* GIVEN REQUEST
Transcribe the material in full, exactly as written.

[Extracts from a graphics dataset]
□ □ □ □ □

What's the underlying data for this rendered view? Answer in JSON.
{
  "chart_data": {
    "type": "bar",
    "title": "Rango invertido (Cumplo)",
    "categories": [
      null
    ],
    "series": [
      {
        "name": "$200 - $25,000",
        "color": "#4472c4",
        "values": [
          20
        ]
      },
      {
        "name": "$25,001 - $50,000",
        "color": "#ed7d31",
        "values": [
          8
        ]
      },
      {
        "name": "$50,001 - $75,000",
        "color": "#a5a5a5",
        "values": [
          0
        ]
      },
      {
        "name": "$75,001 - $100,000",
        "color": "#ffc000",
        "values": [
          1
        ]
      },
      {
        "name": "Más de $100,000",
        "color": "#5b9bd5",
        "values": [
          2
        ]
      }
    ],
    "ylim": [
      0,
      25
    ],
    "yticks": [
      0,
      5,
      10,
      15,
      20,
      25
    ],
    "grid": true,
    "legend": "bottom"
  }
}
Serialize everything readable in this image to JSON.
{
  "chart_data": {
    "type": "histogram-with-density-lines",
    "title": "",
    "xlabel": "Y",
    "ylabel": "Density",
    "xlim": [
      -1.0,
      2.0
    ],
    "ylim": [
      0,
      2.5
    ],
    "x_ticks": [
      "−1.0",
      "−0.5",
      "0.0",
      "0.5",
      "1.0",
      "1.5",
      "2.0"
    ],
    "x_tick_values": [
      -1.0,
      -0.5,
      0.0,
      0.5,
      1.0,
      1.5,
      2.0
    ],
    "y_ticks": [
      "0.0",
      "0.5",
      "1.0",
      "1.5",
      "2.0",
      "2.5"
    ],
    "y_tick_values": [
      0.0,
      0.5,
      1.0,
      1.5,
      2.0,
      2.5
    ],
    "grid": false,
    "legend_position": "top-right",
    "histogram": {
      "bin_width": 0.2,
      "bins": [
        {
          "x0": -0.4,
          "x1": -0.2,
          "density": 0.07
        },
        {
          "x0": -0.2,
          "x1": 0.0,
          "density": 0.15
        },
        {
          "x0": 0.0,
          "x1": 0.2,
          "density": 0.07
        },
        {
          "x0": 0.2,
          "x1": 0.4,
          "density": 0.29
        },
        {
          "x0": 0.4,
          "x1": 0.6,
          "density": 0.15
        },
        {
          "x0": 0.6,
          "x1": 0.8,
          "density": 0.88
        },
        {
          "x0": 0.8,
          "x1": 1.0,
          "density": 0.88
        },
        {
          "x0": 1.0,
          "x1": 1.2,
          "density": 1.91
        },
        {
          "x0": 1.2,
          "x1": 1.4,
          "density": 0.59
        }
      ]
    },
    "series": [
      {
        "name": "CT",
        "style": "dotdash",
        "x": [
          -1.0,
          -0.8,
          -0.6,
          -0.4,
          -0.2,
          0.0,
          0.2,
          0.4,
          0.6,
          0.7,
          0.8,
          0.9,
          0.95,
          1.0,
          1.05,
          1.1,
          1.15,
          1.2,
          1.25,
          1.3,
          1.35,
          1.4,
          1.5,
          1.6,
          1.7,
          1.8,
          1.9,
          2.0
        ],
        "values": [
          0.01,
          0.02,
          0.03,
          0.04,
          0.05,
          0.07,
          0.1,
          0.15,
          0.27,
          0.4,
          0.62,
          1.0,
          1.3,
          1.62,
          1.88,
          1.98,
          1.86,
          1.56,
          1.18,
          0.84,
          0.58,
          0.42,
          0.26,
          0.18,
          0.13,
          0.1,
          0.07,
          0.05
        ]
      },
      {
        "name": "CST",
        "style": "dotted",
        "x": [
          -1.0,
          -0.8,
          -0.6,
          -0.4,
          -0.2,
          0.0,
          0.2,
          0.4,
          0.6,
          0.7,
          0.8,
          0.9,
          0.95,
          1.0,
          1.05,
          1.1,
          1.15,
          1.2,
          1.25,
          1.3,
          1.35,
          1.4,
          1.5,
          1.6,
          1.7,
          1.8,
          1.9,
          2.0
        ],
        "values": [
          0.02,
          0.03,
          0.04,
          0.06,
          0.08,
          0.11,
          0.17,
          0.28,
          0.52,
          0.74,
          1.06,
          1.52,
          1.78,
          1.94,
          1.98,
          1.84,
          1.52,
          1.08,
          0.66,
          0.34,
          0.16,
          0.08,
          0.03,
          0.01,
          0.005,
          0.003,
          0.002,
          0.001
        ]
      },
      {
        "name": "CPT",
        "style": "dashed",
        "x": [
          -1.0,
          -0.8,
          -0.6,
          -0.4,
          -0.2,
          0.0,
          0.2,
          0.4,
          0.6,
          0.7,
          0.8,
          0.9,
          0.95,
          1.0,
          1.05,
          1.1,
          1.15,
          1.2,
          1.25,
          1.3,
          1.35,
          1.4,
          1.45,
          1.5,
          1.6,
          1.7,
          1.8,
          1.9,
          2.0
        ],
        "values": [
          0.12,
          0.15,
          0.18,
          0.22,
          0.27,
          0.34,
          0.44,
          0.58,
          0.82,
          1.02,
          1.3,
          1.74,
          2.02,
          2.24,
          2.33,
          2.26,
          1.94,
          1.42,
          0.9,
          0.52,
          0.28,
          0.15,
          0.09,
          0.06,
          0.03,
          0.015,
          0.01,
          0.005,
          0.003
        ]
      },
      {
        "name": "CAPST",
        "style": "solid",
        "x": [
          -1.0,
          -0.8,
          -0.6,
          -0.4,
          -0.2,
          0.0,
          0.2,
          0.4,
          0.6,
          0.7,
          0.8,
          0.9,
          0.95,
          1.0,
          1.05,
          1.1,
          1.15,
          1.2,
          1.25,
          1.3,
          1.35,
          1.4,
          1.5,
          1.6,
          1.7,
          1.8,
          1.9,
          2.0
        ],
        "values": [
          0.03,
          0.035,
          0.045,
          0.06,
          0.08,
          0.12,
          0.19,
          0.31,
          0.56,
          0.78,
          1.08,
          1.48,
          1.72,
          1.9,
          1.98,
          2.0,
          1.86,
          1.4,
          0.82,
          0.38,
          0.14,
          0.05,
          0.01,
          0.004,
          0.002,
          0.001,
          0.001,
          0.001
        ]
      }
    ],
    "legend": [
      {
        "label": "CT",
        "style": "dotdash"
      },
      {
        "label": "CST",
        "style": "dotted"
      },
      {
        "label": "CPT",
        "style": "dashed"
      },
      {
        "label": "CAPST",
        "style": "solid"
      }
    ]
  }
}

□ □ □ □ □

* FULL OUTPUT
What's the underlying data for this rendered view? Answer in JSON.
{
  "chart_data": {
    "type": "bar",
    "title": "Rango invertido (Cumplo)",
    "categories": [
      null
    ],
    "series": [
      {
        "name": "$200 - $25,000",
        "color": "#4472c4",
        "values": [
          20
        ]
      },
      {
        "name": "$25,001 - $50,000",
        "color": "#ed7d31",
        "values": [
          8
        ]
      },
      {
        "name": "$50,001 - $75,000",
        "color": "#a5a5a5",
        "values": [
          0
        ]
      },
      {
        "name": "$75,001 - $100,000",
        "color": "#ffc000",
        "values": [
          1
        ]
      },
      {
        "name": "Más de $100,000",
        "color": "#5b9bd5",
        "values": [
          2
        ]
      }
    ],
    "ylim": [
      0,
      25
    ],
    "yticks": [
      0,
      5,
      10,
      15,
      20,
      25
    ],
    "grid": true,
    "legend": "bottom"
  }
}
Serialize everything readable in this image to JSON.
{
  "chart_data": {
    "type": "histogram-with-density-lines",
    "title": "",
    "xlabel": "Y",
    "ylabel": "Density",
    "xlim": [
      -1.0,
      2.0
    ],
    "ylim": [
      0,
      2.5
    ],
    "x_ticks": [
      "−1.0",
      "−0.5",
      "0.0",
      "0.5",
      "1.0",
      "1.5",
      "2.0"
    ],
    "x_tick_values": [
      -1.0,
      -0.5,
      0.0,
      0.5,
      1.0,
      1.5,
      2.0
    ],
    "y_ticks": [
      "0.0",
      "0.5",
      "1.0",
      "1.5",
      "2.0",
      "2.5"
    ],
    "y_tick_values": [
      0.0,
      0.5,
      1.0,
      1.5,
      2.0,
      2.5
    ],
    "grid": false,
    "legend_position": "top-right",
    "histogram": {
      "bin_width": 0.2,
      "bins": [
        {
          "x0": -0.4,
          "x1": -0.2,
          "density": 0.07
        },
        {
          "x0": -0.2,
          "x1": 0.0,
          "density": 0.15
        },
        {
          "x0": 0.0,
          "x1": 0.2,
          "density": 0.07
        },
        {
          "x0": 0.2,
          "x1": 0.4,
          "density": 0.29
        },
        {
          "x0": 0.4,
          "x1": 0.6,
          "density": 0.15
        },
        {
          "x0": 0.6,
          "x1": 0.8,
          "density": 0.88
        },
        {
          "x0": 0.8,
          "x1": 1.0,
          "density": 0.88
        },
        {
          "x0": 1.0,
          "x1": 1.2,
          "density": 1.91
        },
        {
          "x0": 1.2,
          "x1": 1.4,
          "density": 0.59
        }
      ]
    },
    "series": [
      {
        "name": "CT",
        "style": "dotdash",
        "x": [
          -1.0,
          -0.8,
          -0.6,
          -0.4,
          -0.2,
          0.0,
          0.2,
          0.4,
          0.6,
          0.7,
          0.8,
          0.9,
          0.95,
          1.0,
          1.05,
          1.1,
          1.15,
          1.2,
          1.25,
          1.3,
          1.35,
          1.4,
          1.5,
          1.6,
          1.7,
          1.8,
          1.9,
          2.0
        ],
        "values": [
          0.01,
          0.02,
          0.03,
          0.04,
          0.05,
          0.07,
          0.1,
          0.15,
          0.27,
          0.4,
          0.62,
          1.0,
          1.3,
          1.62,
          1.88,
          1.98,
          1.86,
          1.56,
          1.18,
          0.84,
          0.58,
          0.42,
          0.26,
          0.18,
          0.13,
          0.1,
          0.07,
          0.05
        ]
      },
      {
        "name": "CST",
        "style": "dotted",
        "x": [
          -1.0,
          -0.8,
          -0.6,
          -0.4,
          -0.2,
          0.0,
          0.2,
          0.4,
          0.6,
          0.7,
          0.8,
          0.9,
          0.95,
          1.0,
          1.05,
          1.1,
          1.15,
          1.2,
          1.25,
          1.3,
          1.35,
          1.4,
          1.5,
          1.6,
          1.7,
          1.8,
          1.9,
          2.0
        ],
        "values": [
          0.02,
          0.03,
          0.04,
          0.06,
          0.08,
          0.11,
          0.17,
          0.28,
          0.52,
          0.74,
          1.06,
          1.52,
          1.78,
          1.94,
          1.98,
          1.84,
          1.52,
          1.08,
          0.66,
          0.34,
          0.16,
          0.08,
          0.03,
          0.01,
          0.005,
          0.003,
          0.002,
          0.001
        ]
      },
      {
        "name": "CPT",
        "style": "dashed",
        "x": [
          -1.0,
          -0.8,
          -0.6,
          -0.4,
          -0.2,
          0.0,
          0.2,
          0.4,
          0.6,
          0.7,
          0.8,
          0.9,
          0.95,
          1.0,
          1.05,
          1.1,
          1.15,
          1.2,
          1.25,
          1.3,
          1.35,
          1.4,
          1.45,
          1.5,
          1.6,
          1.7,
          1.8,
          1.9,
          2.0
        ],
        "values": [
          0.12,
          0.15,
          0.18,
          0.22,
          0.27,
          0.34,
          0.44,
          0.58,
          0.82,
          1.02,
          1.3,
          1.74,
          2.02,
          2.24,
          2.33,
          2.26,
          1.94,
          1.42,
          0.9,
          0.52,
          0.28,
          0.15,
          0.09,
          0.06,
          0.03,
          0.015,
          0.01,
          0.005,
          0.003
        ]
      },
      {
        "name": "CAPST",
        "style": "solid",
        "x": [
          -1.0,
          -0.8,
          -0.6,
          -0.4,
          -0.2,
          0.0,
          0.2,
          0.4,
          0.6,
          0.7,
          0.8,
          0.9,
          0.95,
          1.0,
          1.05,
          1.1,
          1.15,
          1.2,
          1.25,
          1.3,
          1.35,
          1.4,
          1.5,
          1.6,
          1.7,
          1.8,
          1.9,
          2.0
        ],
        "values": [
          0.03,
          0.035,
          0.045,
          0.06,
          0.08,
          0.12,
          0.19,
          0.31,
          0.56,
          0.78,
          1.08,
          1.48,
          1.72,
          1.9,
          1.98,
          2.0,
          1.86,
          1.4,
          0.82,
          0.38,
          0.14,
          0.05,
          0.01,
          0.004,
          0.002,
          0.001,
          0.001,
          0.001
        ]
      }
    ],
    "legend": [
      {
        "label": "CT",
        "style": "dotdash"
      },
      {
        "label": "CST",
        "style": "dotted"
      },
      {
        "label": "CPT",
        "style": "dashed"
      },
      {
        "label": "CAPST",
        "style": "solid"
      }
    ]
  }
}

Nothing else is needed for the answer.